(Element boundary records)
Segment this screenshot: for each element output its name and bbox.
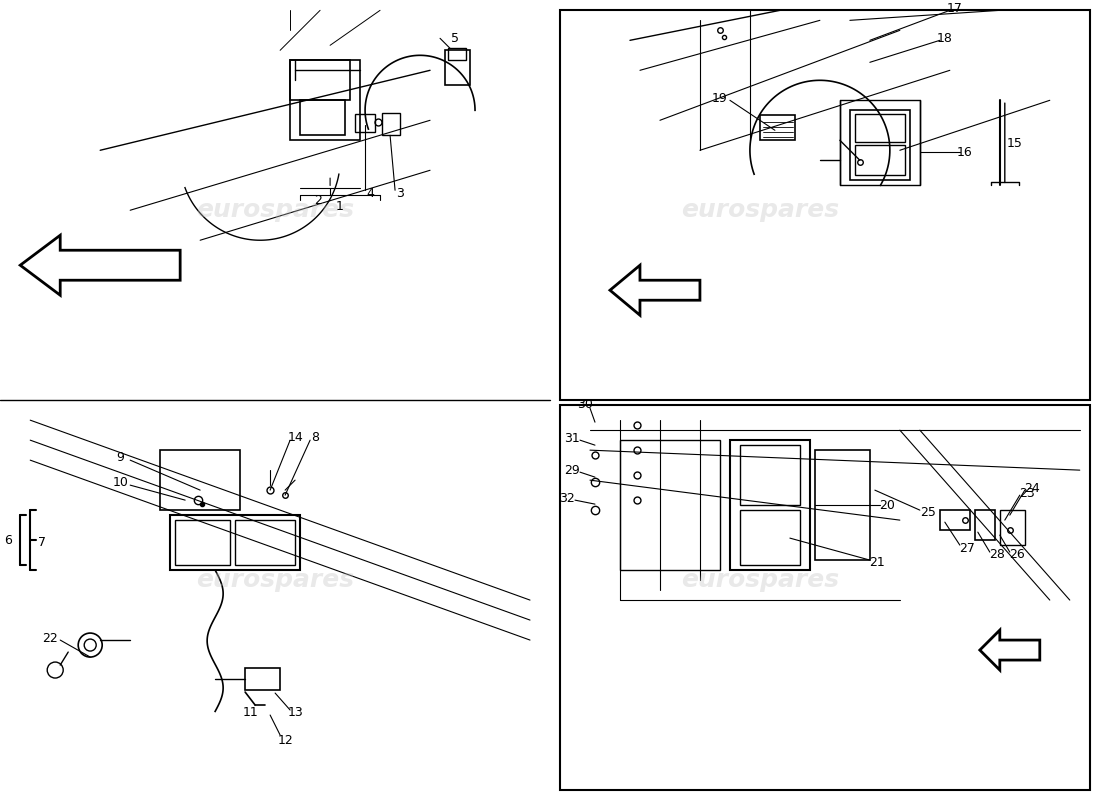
Text: 24: 24 [1024, 482, 1040, 494]
Text: 31: 31 [564, 432, 580, 445]
Bar [815, 450, 870, 560]
Text: 3: 3 [396, 186, 404, 200]
Text: 18: 18 [937, 32, 953, 45]
Text: eurospares: eurospares [681, 568, 839, 592]
Bar [448, 48, 466, 60]
Text: 12: 12 [277, 734, 293, 746]
Bar [245, 668, 280, 690]
Text: 27: 27 [959, 542, 975, 554]
Bar [161, 450, 240, 510]
Text: eurospares: eurospares [196, 568, 354, 592]
Text: 30: 30 [578, 398, 593, 410]
Text: 6: 6 [4, 534, 12, 546]
Bar [855, 146, 905, 175]
Text: 19: 19 [712, 92, 728, 105]
Text: 20: 20 [879, 498, 894, 512]
Bar [740, 510, 800, 565]
Text: eurospares: eurospares [196, 198, 354, 222]
Text: 5: 5 [451, 32, 459, 45]
Bar [235, 520, 295, 565]
Bar [560, 405, 1090, 790]
Bar [939, 510, 970, 530]
Text: 11: 11 [242, 706, 258, 718]
Text: 22: 22 [42, 631, 58, 645]
Text: 16: 16 [957, 146, 972, 158]
Bar [620, 440, 719, 570]
Bar [300, 100, 345, 135]
Bar [175, 520, 230, 565]
Text: 8: 8 [311, 430, 319, 444]
Text: 15: 15 [1006, 137, 1023, 150]
Bar [760, 115, 795, 140]
Bar [850, 110, 910, 180]
Bar [1000, 510, 1025, 545]
Bar [290, 60, 360, 140]
Text: 23: 23 [1019, 486, 1035, 500]
Text: 14: 14 [287, 430, 303, 444]
Text: 4: 4 [366, 186, 374, 200]
Bar [170, 515, 300, 570]
Bar [975, 510, 994, 540]
Bar [855, 114, 905, 142]
Text: eurospares: eurospares [681, 198, 839, 222]
Bar [290, 60, 350, 100]
Text: 25: 25 [920, 506, 936, 518]
Bar [840, 100, 920, 186]
Text: 10: 10 [112, 476, 128, 489]
Text: 29: 29 [564, 464, 580, 477]
Bar [740, 445, 800, 505]
Text: 28: 28 [989, 548, 1004, 561]
Text: 26: 26 [1009, 548, 1025, 561]
Text: 17: 17 [947, 2, 962, 15]
Bar [560, 10, 1090, 400]
Text: 13: 13 [287, 706, 303, 718]
Text: 1: 1 [337, 200, 344, 213]
Text: 21: 21 [869, 556, 884, 569]
Text: 9: 9 [117, 450, 124, 464]
Text: 32: 32 [559, 492, 575, 505]
Bar [446, 50, 470, 86]
Text: 2: 2 [315, 194, 322, 206]
Bar [730, 440, 810, 570]
Bar [382, 114, 400, 135]
Bar [355, 114, 375, 132]
Text: 7: 7 [39, 536, 46, 549]
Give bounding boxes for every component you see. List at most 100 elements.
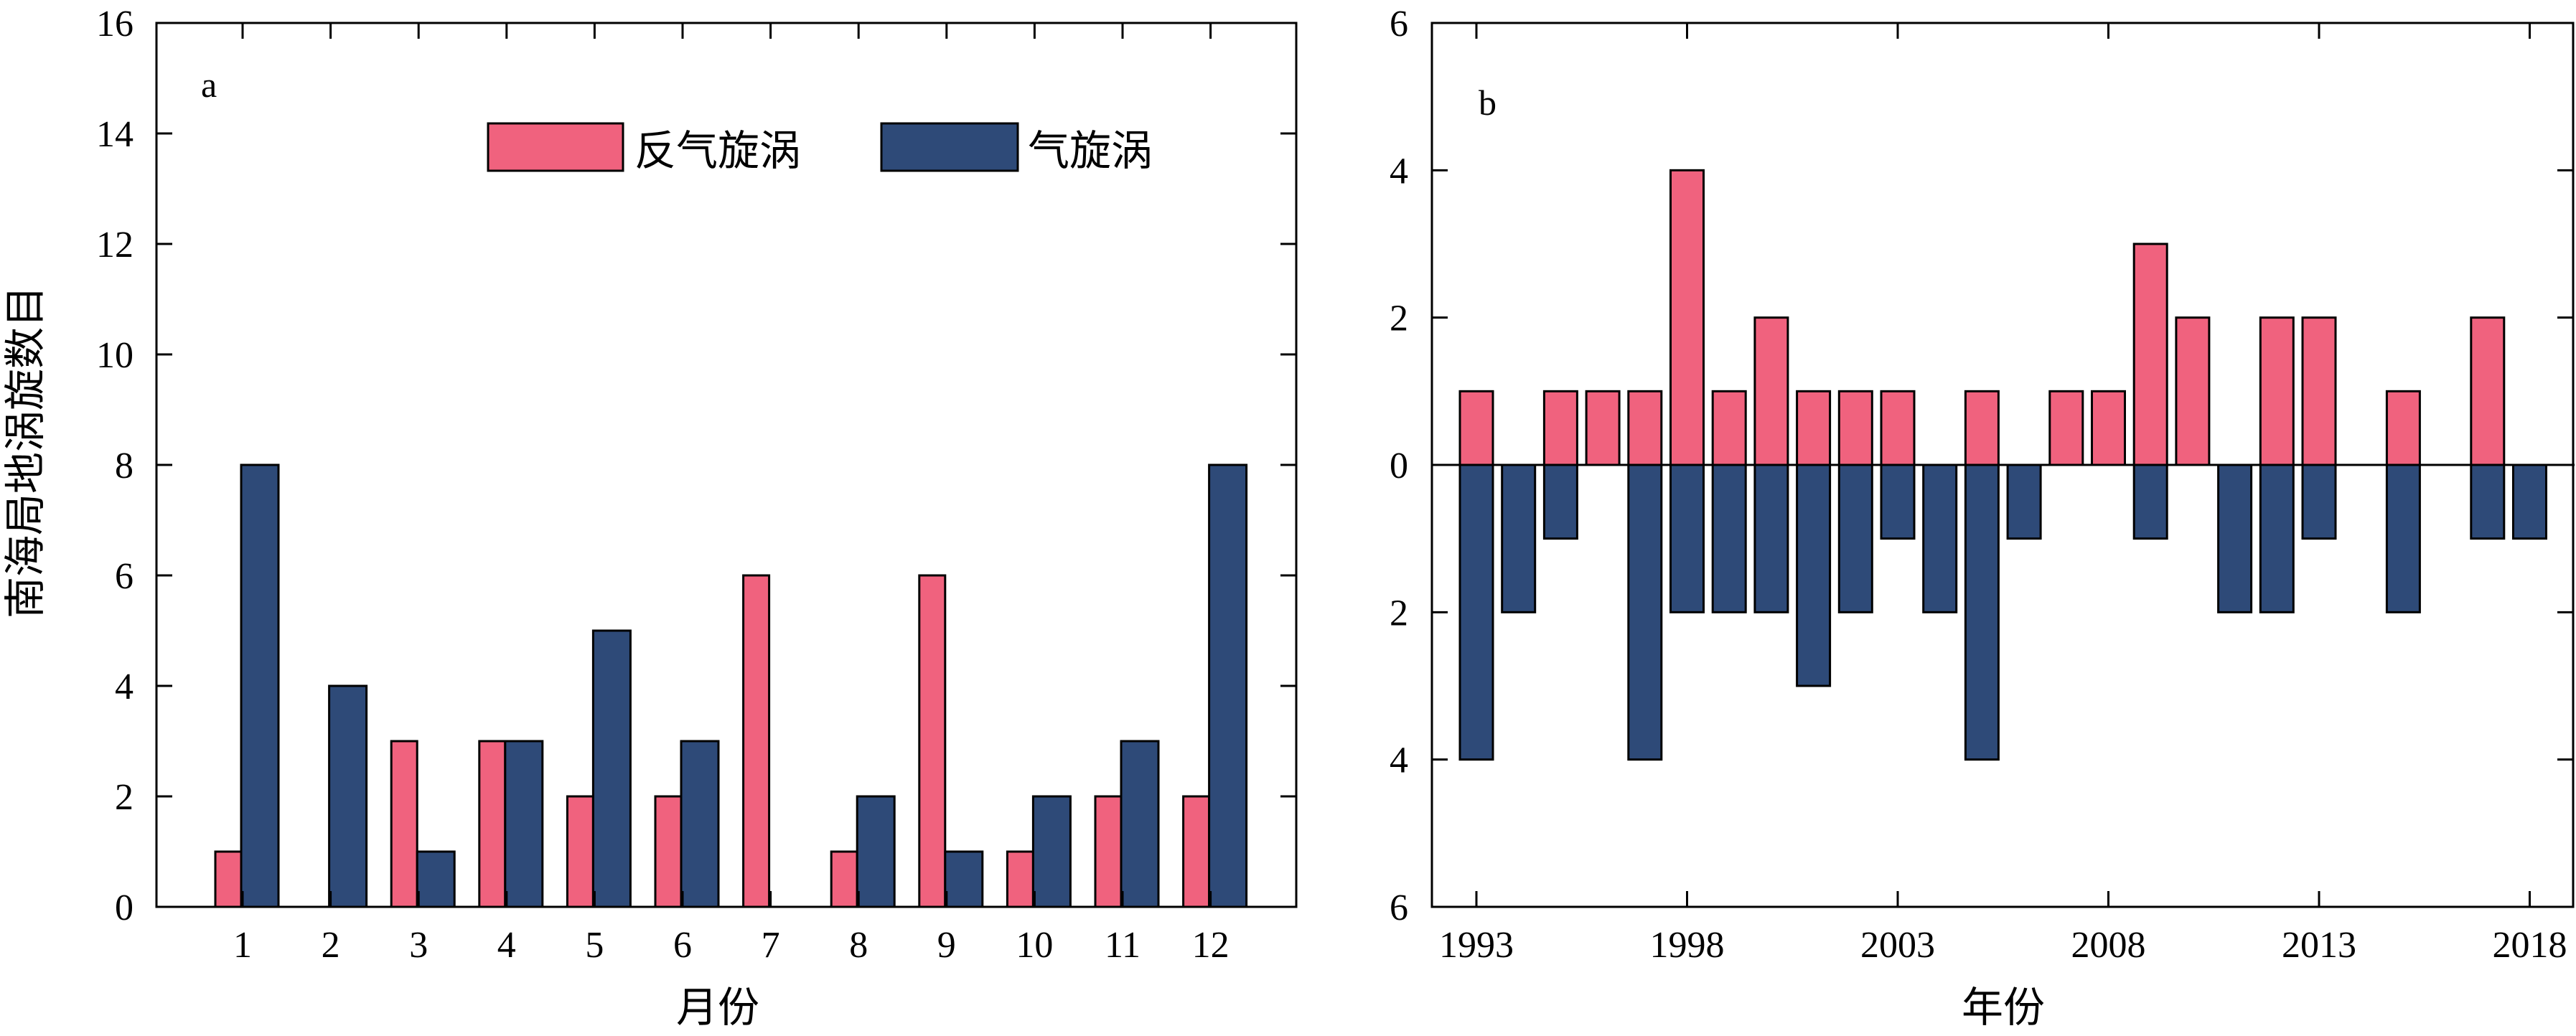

* GOAL: Revise the records above by replacing every occurrence of "Bar" with "Rectangle" and keeping all other text the same. Omit the pictures from your answer.

* SOLUTION TO THIS EXERCISE:
Segment this screenshot: for each element output its name and bbox.
Text: 24: 24 [1024, 482, 1040, 494]
Text: 31: 31 [564, 432, 580, 445]
Rectangle [815, 450, 870, 560]
Text: 3: 3 [396, 186, 404, 200]
Text: 18: 18 [937, 32, 953, 45]
Text: eurospares: eurospares [681, 568, 839, 592]
Rectangle [448, 48, 466, 60]
Text: 12: 12 [277, 734, 293, 746]
Rectangle [245, 668, 280, 690]
Text: 27: 27 [959, 542, 975, 554]
Rectangle [161, 450, 240, 510]
Text: eurospares: eurospares [196, 568, 354, 592]
Text: 30: 30 [578, 398, 593, 410]
Text: 6: 6 [4, 534, 12, 546]
Rectangle [855, 146, 905, 175]
Text: 19: 19 [712, 92, 728, 105]
Text: 20: 20 [879, 498, 894, 512]
Rectangle [740, 510, 800, 565]
Text: eurospares: eurospares [196, 198, 354, 222]
Text: 5: 5 [451, 32, 459, 45]
Rectangle [235, 520, 295, 565]
Rectangle [560, 405, 1090, 790]
Rectangle [939, 510, 970, 530]
Text: 11: 11 [242, 706, 258, 718]
Text: 22: 22 [42, 631, 58, 645]
Text: 16: 16 [957, 146, 972, 158]
Rectangle [620, 440, 719, 570]
Rectangle [300, 100, 345, 135]
Rectangle [175, 520, 230, 565]
Text: 8: 8 [311, 430, 319, 444]
Text: 15: 15 [1006, 137, 1023, 150]
Rectangle [760, 115, 795, 140]
Rectangle [850, 110, 910, 180]
Rectangle [1000, 510, 1025, 545]
Rectangle [290, 60, 360, 140]
Text: 23: 23 [1019, 486, 1035, 500]
Text: 14: 14 [287, 430, 303, 444]
Text: 4: 4 [366, 186, 374, 200]
Rectangle [170, 515, 300, 570]
Rectangle [975, 510, 994, 540]
Rectangle [855, 114, 905, 142]
Text: eurospares: eurospares [681, 198, 839, 222]
Rectangle [290, 60, 350, 100]
Text: 25: 25 [920, 506, 936, 518]
Rectangle [840, 100, 920, 186]
Text: 10: 10 [112, 476, 128, 489]
Text: 29: 29 [564, 464, 580, 477]
Rectangle [740, 445, 800, 505]
Text: 28: 28 [989, 548, 1004, 561]
Text: 26: 26 [1009, 548, 1025, 561]
Text: 17: 17 [947, 2, 962, 15]
Rectangle [560, 10, 1090, 400]
Text: 13: 13 [287, 706, 303, 718]
Text: 1: 1 [337, 200, 344, 213]
Text: 21: 21 [869, 556, 884, 569]
Text: 9: 9 [117, 450, 124, 464]
Text: 32: 32 [559, 492, 575, 505]
Rectangle [446, 50, 470, 86]
Text: 2: 2 [315, 194, 322, 206]
Rectangle [730, 440, 810, 570]
Rectangle [382, 114, 400, 135]
Rectangle [355, 114, 375, 132]
Text: 7: 7 [39, 536, 46, 549]
Give bounding boxes for every component you see. List at most 100 elements.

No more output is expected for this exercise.